Goal
Transcribe every entry word for word, but skip the images.

==============================

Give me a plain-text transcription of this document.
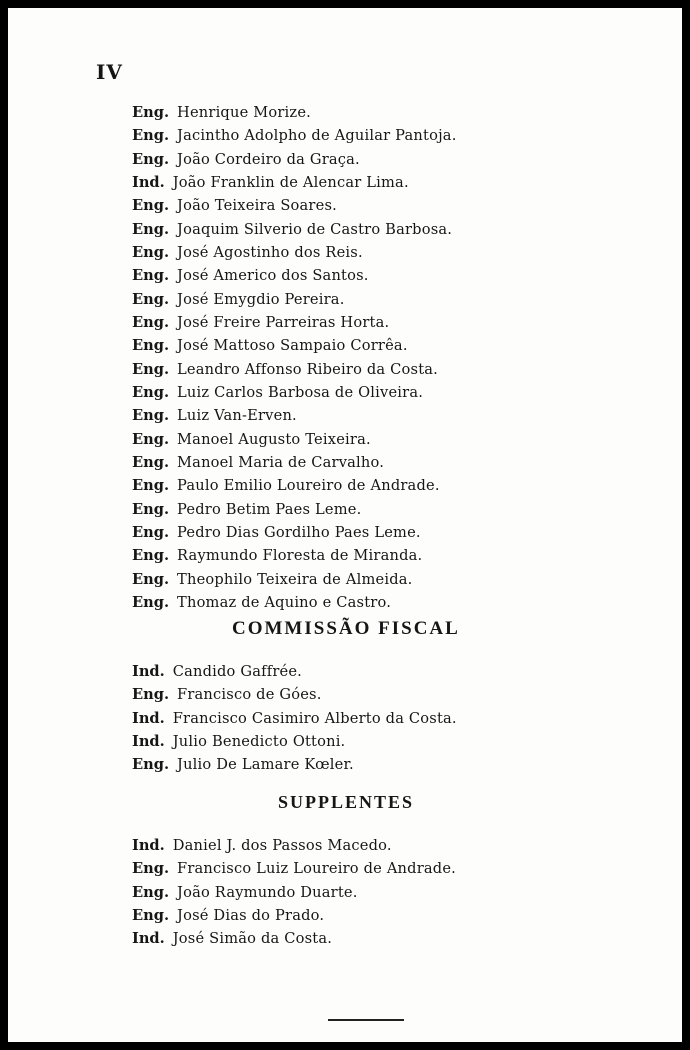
IV
Eng. Henrique Morize.
Eng. Jacintho Adolpho de Aguilar Pantoja.
Eng. João Cordeiro da Graça.
Ind. João Franklin de Alencar Lima.
Eng. João Teixeira Soares.
Eng. Joaquim Silverio de Castro Barbosa.
Eng. José Agostinho dos Reis.
Eng. José Americo dos Santos.
Eng. José Emygdio Pereira.
Eng. José Freire Parreiras Horta.
Eng. José Mattoso Sampaio Corrêa.
Eng. Leandro Affonso Ribeiro da Costa.
Eng. Luiz Carlos Barbosa de Oliveira.
Eng. Luiz Van-Erven.
Eng. Manoel Augusto Teixeira.
Eng. Manoel Maria de Carvalho.
Eng. Paulo Emilio Loureiro de Andrade.
Eng. Pedro Betim Paes Leme.
Eng. Pedro Dias Gordilho Paes Leme.
Eng. Raymundo Floresta de Miranda.
Eng. Theophilo Teixeira de Almeida.
Eng. Thomaz de Aquino e Castro.
COMMISSÃO FISCAL
Ind. Candido Gaffrée.
Eng. Francisco de Góes.
Ind. Francisco Casimiro Alberto da Costa.
Ind. Julio Benedicto Ottoni.
Eng. Julio De Lamare Kœler.
SUPPLENTES
Ind. Daniel J. dos Passos Macedo.
Eng. Francisco Luiz Loureiro de Andrade.
Eng. João Raymundo Duarte.
Eng. José Dias do Prado.
Ind. José Simão da Costa.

==============================

Output for this task
Give me a plain-text transcription of this document.
IV
Eng. Henrique Morize.
Eng. Jacintho Adolpho de Aguilar Pantoja.
Eng. João Cordeiro da Graça.
Ind. João Franklin de Alencar Lima.
Eng. João Teixeira Soares.
Eng. Joaquim Silverio de Castro Barbosa.
Eng. José Agostinho dos Reis.
Eng. José Americo dos Santos.
Eng. José Emygdio Pereira.
Eng. José Freire Parreiras Horta.
Eng. José Mattoso Sampaio Corrêa.
Eng. Leandro Affonso Ribeiro da Costa.
Eng. Luiz Carlos Barbosa de Oliveira.
Eng. Luiz Van-Erven.
Eng. Manoel Augusto Teixeira.
Eng. Manoel Maria de Carvalho.
Eng. Paulo Emilio Loureiro de Andrade.
Eng. Pedro Betim Paes Leme.
Eng. Pedro Dias Gordilho Paes Leme.
Eng. Raymundo Floresta de Miranda.
Eng. Theophilo Teixeira de Almeida.
Eng. Thomaz de Aquino e Castro.
COMMISSÃO FISCAL
Ind. Candido Gaffrée.
Eng. Francisco de Góes.
Ind. Francisco Casimiro Alberto da Costa.
Ind. Julio Benedicto Ottoni.
Eng. Julio De Lamare Kœler.
SUPPLENTES
Ind. Daniel J. dos Passos Macedo.
Eng. Francisco Luiz Loureiro de Andrade.
Eng. João Raymundo Duarte.
Eng. José Dias do Prado.
Ind. José Simão da Costa.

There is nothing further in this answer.